## Passage provided
## start
Inspired

Ask Jules Vol. 1

I absolutely love receiving all your emails! Thank you for sharing your thoughts and trusting your concerns with me. If I didn’t answer your letter this week, keep checking back because I will try to get to as many as possible.

xo
Jules

Hello!
I just started college in August and have found myself having a hard time making friends. Granted, it is only the first semester and I still have quite a while for making friends. The biggest issue I have run into is how much partying people do around here, and by partying, I mean drinking. I choose not to drink because my family has a long line of substance abuse. This puts me at a higher risk of addiction, and I have no desire to test those waters. I don’t particularly mind if other people party, but that just isn’t something I want to participate in… unfortunately that means I miss out on a lot of opportunities to connect with other people.
My friends understand and support my decision to not drink, but I can’t help but feel like I’m missing out on some rite of passage. Is there any advice you might offer to me and other students like me? Is there a way for me to connect with my peers that doesn’t involve drinking?
Thanks!
Cassidy

Cassidy,
First of all, I respect you so much for not only recognizing what doesn’t work for you but also for refusing to conform to what works for others. That takes a very strong and special person! I know what it’s like to miss out on things. Often I have to keep a very strict regimen when it comes to eating and drinking clean, plus going to sleep extra early in order to keep up with work demands. Doing what’s best for me sometimes means I’m not able to join my friends in whatever they’re doing. Like you, it used to bum me out because who wants to miss out on a good time? I quickly learned there are many other social activities that allow me to connect with others in ways that promote a healthier lifestyle. My advice for you is to be proactive and organize these alternative activities. Reach out to friends or friends of friends and invite them to join you. It may seem like all anyone wants to do is party but you’ll be surprised how many of your peers will appreciate a break from beer pong.

Some of my favorites:
• bowling is a blast whether you’re a beginner or pro
• host a pot-luck dinner party (themes are good!)
• movie night: have everyone come in pjs, bring a pillow and a blanket. You supply the film, hot cocoa, candy and popcorn (a must).
• volunteer: find an organization that hands out hot meals to homeless or collects toys for kids

Readers – if you have any other ideas for Cassidy, please leave them in the comments!
Good luck, Cassidy! Keep being you!
## end
## Excerpted records
## start
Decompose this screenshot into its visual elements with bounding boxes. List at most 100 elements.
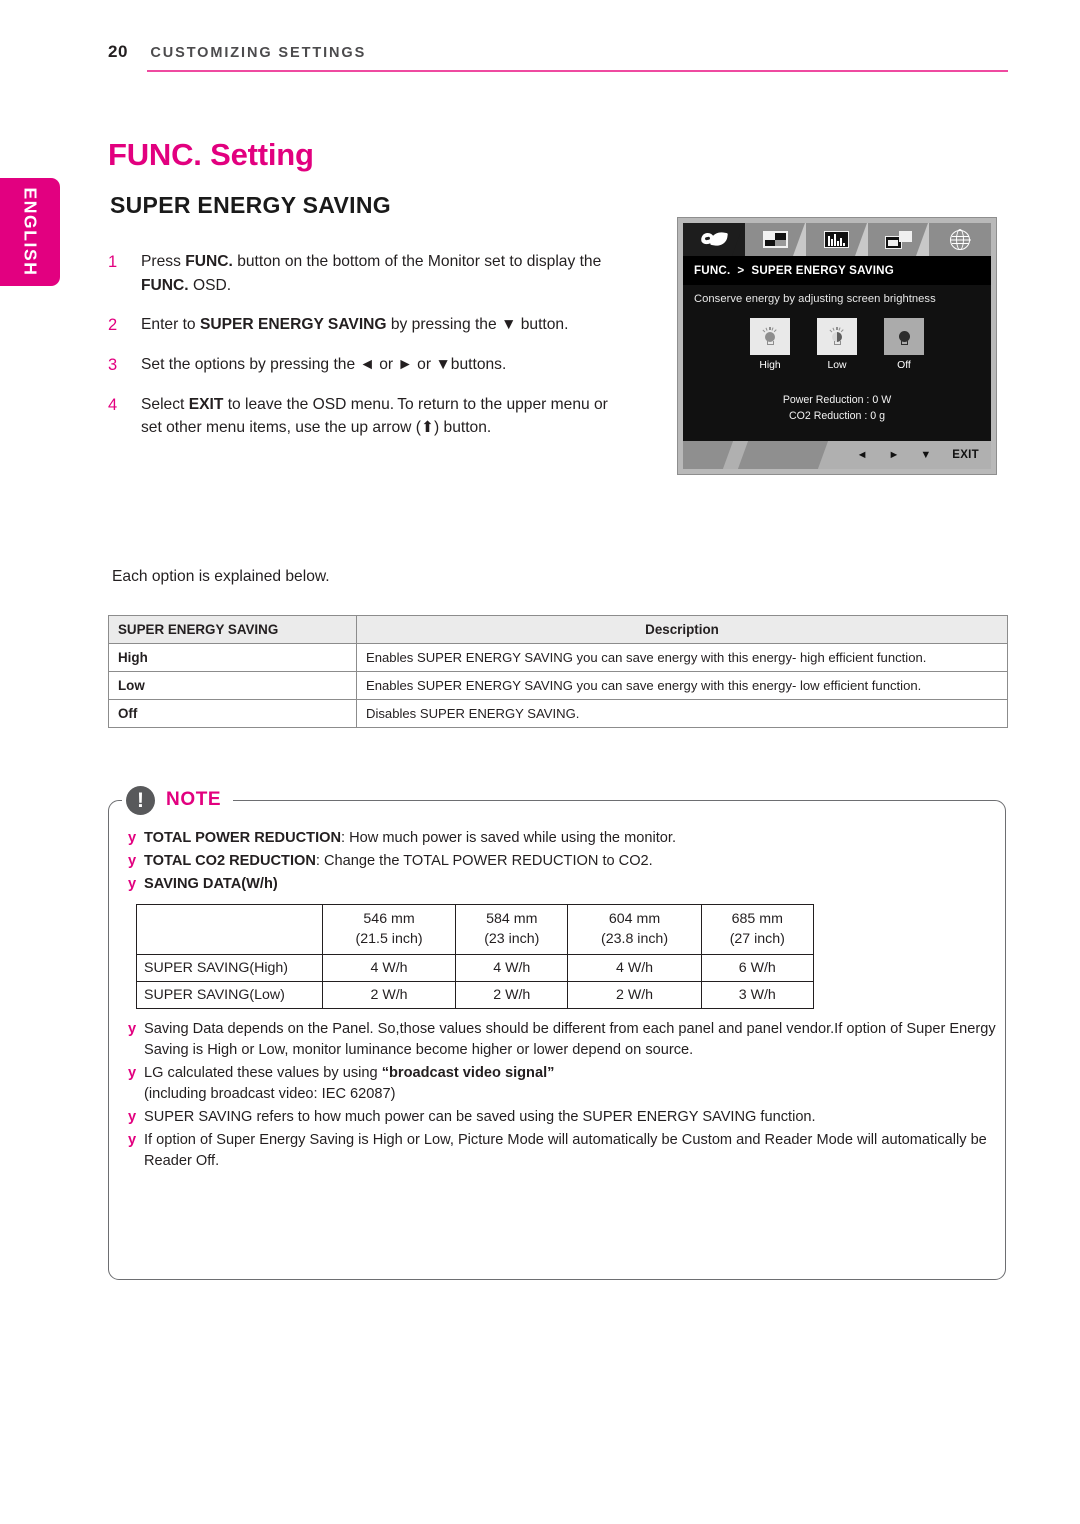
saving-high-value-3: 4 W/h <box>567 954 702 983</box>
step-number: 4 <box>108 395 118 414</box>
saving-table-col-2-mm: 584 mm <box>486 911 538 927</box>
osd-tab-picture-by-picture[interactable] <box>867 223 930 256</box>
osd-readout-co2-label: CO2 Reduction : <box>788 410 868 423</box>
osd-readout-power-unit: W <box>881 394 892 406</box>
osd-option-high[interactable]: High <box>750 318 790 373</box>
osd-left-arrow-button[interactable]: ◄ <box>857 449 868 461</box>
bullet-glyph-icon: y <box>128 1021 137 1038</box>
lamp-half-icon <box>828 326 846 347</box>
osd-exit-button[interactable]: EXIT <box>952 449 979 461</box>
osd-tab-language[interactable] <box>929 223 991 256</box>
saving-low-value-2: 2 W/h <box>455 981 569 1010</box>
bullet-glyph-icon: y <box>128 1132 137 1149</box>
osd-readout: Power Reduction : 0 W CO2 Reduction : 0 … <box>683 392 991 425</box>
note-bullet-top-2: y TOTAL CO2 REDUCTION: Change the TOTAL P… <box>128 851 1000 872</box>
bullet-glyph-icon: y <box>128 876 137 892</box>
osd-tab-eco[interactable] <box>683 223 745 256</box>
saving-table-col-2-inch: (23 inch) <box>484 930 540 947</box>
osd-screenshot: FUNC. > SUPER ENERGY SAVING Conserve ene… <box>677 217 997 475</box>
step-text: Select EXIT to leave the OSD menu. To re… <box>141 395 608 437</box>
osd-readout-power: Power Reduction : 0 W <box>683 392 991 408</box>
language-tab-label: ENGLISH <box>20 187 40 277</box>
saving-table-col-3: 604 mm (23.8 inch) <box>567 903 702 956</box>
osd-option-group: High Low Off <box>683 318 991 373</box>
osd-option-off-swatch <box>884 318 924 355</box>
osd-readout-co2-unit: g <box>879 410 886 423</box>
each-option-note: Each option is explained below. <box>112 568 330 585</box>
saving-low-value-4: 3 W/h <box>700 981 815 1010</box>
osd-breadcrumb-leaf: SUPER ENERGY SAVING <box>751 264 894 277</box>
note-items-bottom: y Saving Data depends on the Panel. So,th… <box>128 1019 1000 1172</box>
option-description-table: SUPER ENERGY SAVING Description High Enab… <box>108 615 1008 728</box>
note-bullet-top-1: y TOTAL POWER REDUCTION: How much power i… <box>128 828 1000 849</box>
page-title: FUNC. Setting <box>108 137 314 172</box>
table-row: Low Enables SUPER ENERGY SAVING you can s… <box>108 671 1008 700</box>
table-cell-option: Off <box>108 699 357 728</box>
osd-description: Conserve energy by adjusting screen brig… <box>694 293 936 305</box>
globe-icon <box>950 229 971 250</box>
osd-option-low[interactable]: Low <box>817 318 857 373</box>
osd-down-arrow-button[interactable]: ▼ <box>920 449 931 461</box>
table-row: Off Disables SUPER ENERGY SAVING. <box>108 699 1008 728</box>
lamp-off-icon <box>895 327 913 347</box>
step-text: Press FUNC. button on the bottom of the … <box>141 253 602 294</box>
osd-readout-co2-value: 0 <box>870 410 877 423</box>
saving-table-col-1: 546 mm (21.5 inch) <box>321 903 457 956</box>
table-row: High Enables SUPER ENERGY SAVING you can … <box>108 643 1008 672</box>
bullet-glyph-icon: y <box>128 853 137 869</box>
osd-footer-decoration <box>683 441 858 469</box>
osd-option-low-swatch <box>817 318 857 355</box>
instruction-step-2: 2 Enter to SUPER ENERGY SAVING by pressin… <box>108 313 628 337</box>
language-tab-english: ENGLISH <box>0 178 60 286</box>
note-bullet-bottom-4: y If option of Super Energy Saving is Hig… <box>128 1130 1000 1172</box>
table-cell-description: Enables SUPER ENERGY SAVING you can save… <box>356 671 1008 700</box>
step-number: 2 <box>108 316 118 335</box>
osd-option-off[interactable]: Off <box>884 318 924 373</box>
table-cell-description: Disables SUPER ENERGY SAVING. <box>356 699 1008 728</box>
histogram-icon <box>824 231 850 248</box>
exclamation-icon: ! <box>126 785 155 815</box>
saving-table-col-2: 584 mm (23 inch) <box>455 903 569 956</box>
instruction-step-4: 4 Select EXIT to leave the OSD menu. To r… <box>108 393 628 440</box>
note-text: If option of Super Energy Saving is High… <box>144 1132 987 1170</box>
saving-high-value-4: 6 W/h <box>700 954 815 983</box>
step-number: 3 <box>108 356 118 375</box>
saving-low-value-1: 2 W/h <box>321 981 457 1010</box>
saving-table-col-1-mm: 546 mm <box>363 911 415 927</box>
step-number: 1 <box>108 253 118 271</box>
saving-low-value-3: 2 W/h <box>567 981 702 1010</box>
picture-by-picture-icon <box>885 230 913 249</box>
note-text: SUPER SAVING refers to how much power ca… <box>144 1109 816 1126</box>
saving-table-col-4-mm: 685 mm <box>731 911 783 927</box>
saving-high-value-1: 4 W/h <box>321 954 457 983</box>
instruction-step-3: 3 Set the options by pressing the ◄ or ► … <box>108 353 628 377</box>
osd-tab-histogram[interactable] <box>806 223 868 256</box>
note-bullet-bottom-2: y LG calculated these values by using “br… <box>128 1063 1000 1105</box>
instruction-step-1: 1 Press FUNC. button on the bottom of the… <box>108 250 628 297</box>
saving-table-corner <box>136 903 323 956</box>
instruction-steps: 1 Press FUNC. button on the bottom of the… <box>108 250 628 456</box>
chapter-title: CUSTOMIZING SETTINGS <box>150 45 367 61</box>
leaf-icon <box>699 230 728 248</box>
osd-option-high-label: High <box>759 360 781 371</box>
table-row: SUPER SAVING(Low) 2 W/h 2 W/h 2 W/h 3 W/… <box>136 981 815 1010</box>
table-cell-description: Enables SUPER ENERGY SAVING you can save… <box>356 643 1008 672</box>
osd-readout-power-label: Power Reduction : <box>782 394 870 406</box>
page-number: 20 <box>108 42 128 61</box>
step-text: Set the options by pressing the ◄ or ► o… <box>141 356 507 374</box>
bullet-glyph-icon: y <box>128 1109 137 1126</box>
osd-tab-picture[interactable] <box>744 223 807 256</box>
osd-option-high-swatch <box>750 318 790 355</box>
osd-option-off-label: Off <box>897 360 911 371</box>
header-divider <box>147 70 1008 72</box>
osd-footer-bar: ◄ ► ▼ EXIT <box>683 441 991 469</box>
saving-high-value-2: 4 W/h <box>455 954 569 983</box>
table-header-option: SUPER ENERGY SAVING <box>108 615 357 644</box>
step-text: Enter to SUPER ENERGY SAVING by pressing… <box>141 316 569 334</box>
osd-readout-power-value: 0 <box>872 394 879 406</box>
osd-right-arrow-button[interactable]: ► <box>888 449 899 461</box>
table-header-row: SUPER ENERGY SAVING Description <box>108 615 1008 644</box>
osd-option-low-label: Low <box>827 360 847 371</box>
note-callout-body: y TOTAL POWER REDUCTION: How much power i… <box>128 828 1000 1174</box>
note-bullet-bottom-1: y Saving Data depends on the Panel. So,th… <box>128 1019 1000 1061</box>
## end
## start
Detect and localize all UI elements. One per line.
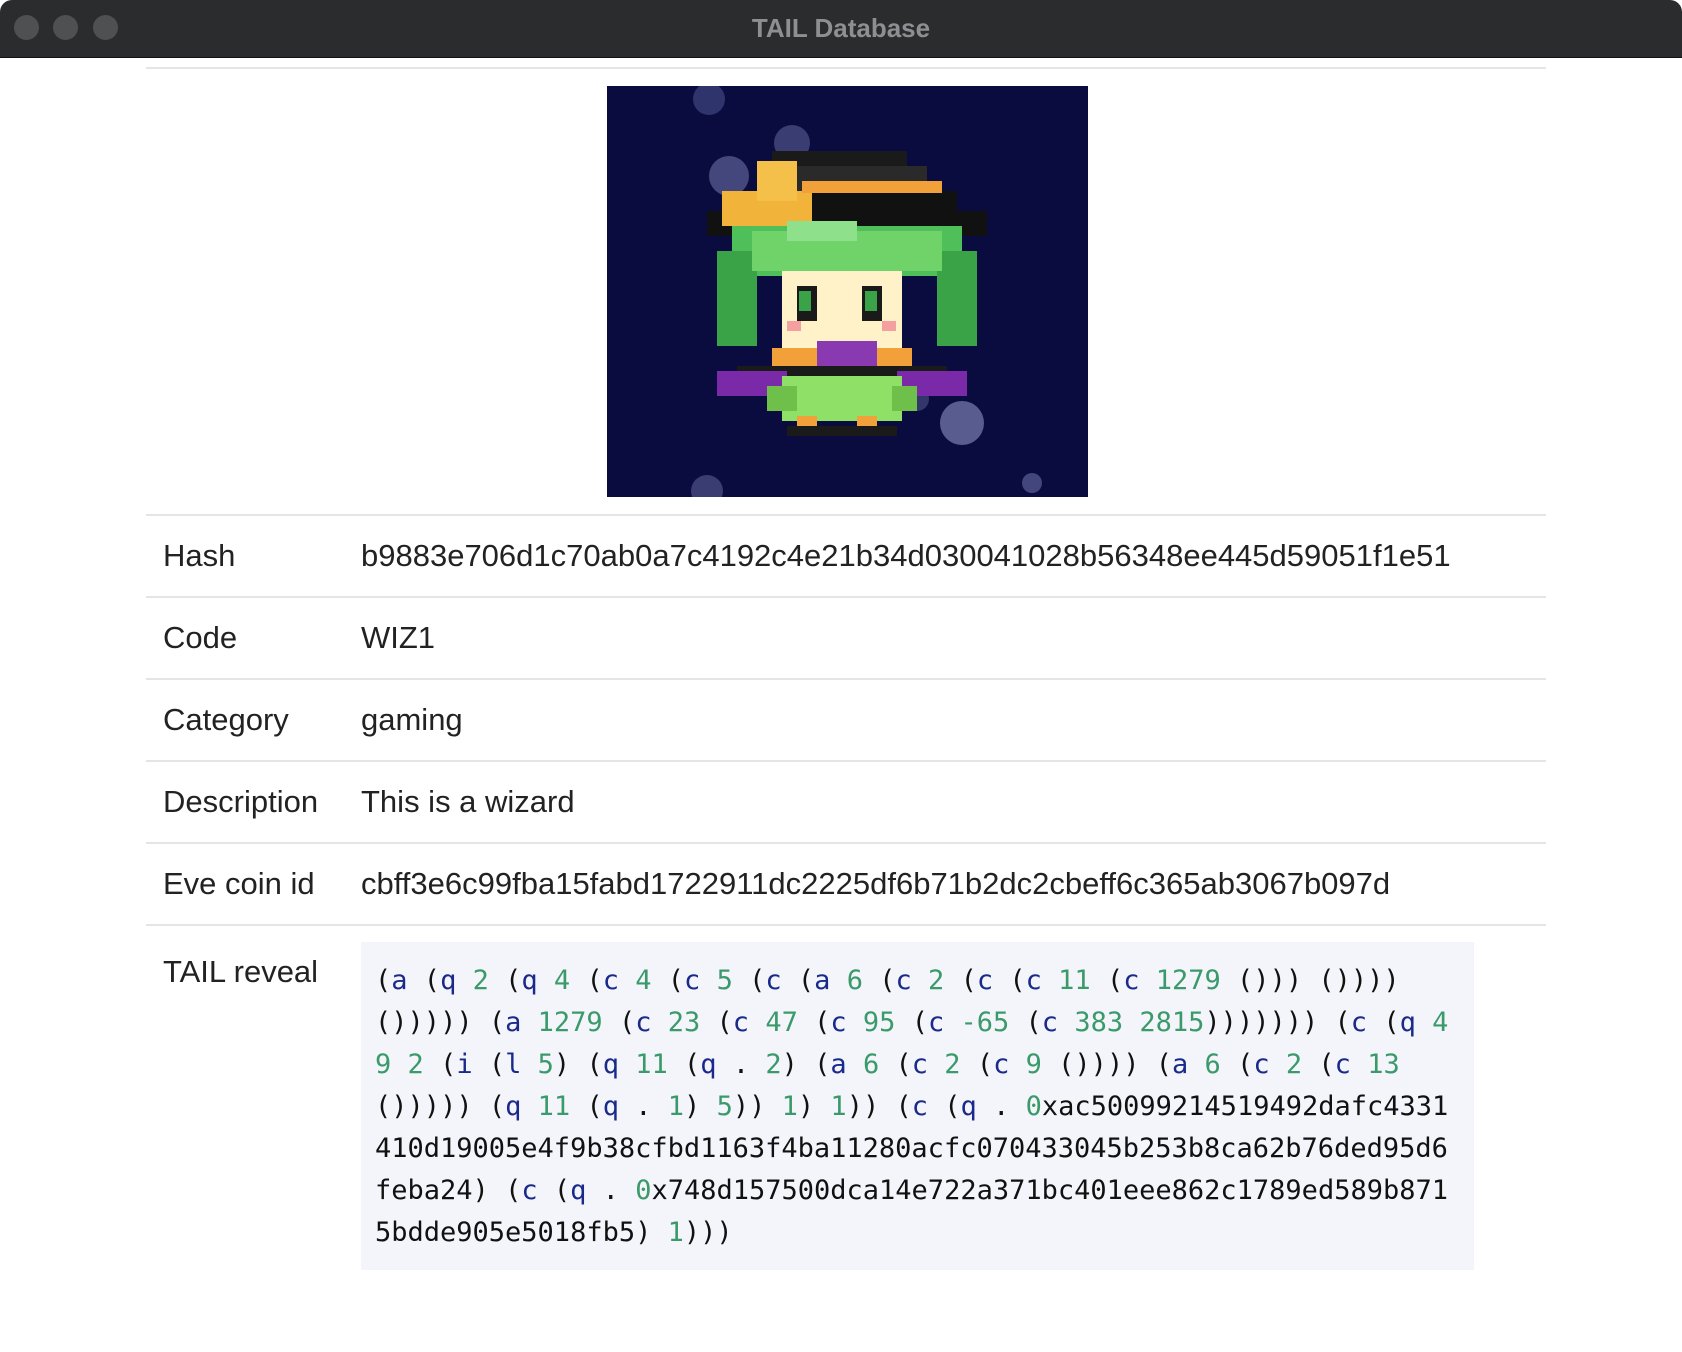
## end
## Stated problem 1
Edit the Ask Jules column, starting at "I absolutely love" and ending at "many as possible.", and change "emails" to "messages".
## Stated problem 2
Pick up the Ask Jules advice column after its final sentence and write what comes next.

## Exercise answer 1
I absolutely love receiving all your messages! Thank you for sharing your thoughts and trusting your concerns with me. If I didn’t answer your letter this week, keep checking back because I will try to get to as many as possible.

## Exercise answer 2
xo
Jules

Julianne,
So I’m 18 years old, well… I’ll be 19 tomorrow, but that’s beside the point. I’ve never had a boyfriend. I just started college and everyone seems to have had multiple partners or at least one, and here I am, single. That’s been the status of my relationship my whole life. Everyone seems to think I’m strange because I’ve never dated anyone, and honestly I get mocked and teased about it quite often. I’m just not sure what I should do or how to respond to people in this situation.
Autumn

Autumn,
Personally, I think it’s pretty cool you’ve waited for someone extra special to come along to start dating. As far as getting mocked and teased, you have two options. You can either choose not to let their words get to you, or tell your friends they’re hurting your feelings and you wish they’d stop. If you’re not ready to date, don’t date. Life is full of other experiences to be had! Whatever is meant to happen will happen when it’s supposed to. When you are ready, I suggest making a list of qualities you’re looking for in a potential partner (some of mine include: honest and trustworthy, nice to strangers, loves their family, loves DOGS! etc.). Let that list guide you through the dating world, helping you decide who is right for you. This list is going to change and grow over time, trust me!

xo
Jules

Julianne,
My name’s Bella and I’m going through a tough time with one of my friends. We used to be best friends — inseparable — but we’ve grown apart. I want to fix our friendship but it feels like she’s replaced me and doesn’t care that we’re not close anymore. The whole situation makes me very sad and I don’t know what to do :(.
Isabella

Bella,
I’m sorry you are feeling so sad. Friendships sometimes do come and go in waves as we grow and go in different directions. I have had this happen to me many times over and over so I understand how you feel. Have you told your friend about your feelings? If you’ve tried communicating this to her and she’s not being responsive, maybe it’s time to focus on the friends who are being present. Make plans with them and keep yourself busy with people who appreciate what an awesome girl you are! Chances are she’ll come back around and when she does, you can talk about what happened and possibly reconnect. Hope that helps!
Sending you big hugs.

xo
Jules

Hi Julianne,
I first have to say how big of a fan I am. I was so excited when you posted this for advice! I’ve been dancing since I was two and just graduated college with a degree in math adolescent education and a minor in dance. I wondered how realistic it is for a plus size dancer to make it in the dance world? I have training in tap, jazz, ballet, hip hop, modern, musical theater and ballroom. I choreograph for most of the schools and community theatre groups where I live, and teach at three different studios. Dance is truly my passion but one thing has always set me back is my weight; I’m currently a size 16. I would love to get tips on your thoughts of sizes and possible weight loss help.

Courtney

Courtney,
You are trained, you choreograph, and you teach… Sounds to me like you are a dancer making it in the dance world! Your weight will only set you back if you allow it to. Not everyone has the same standard when it comes to dance. Continue to let your talent, passion and your heart lead you exactly where you want and deserve to be.

xo
Jules

Have a question for me? Email askjuleshough@gmail.com and I’ll try to help!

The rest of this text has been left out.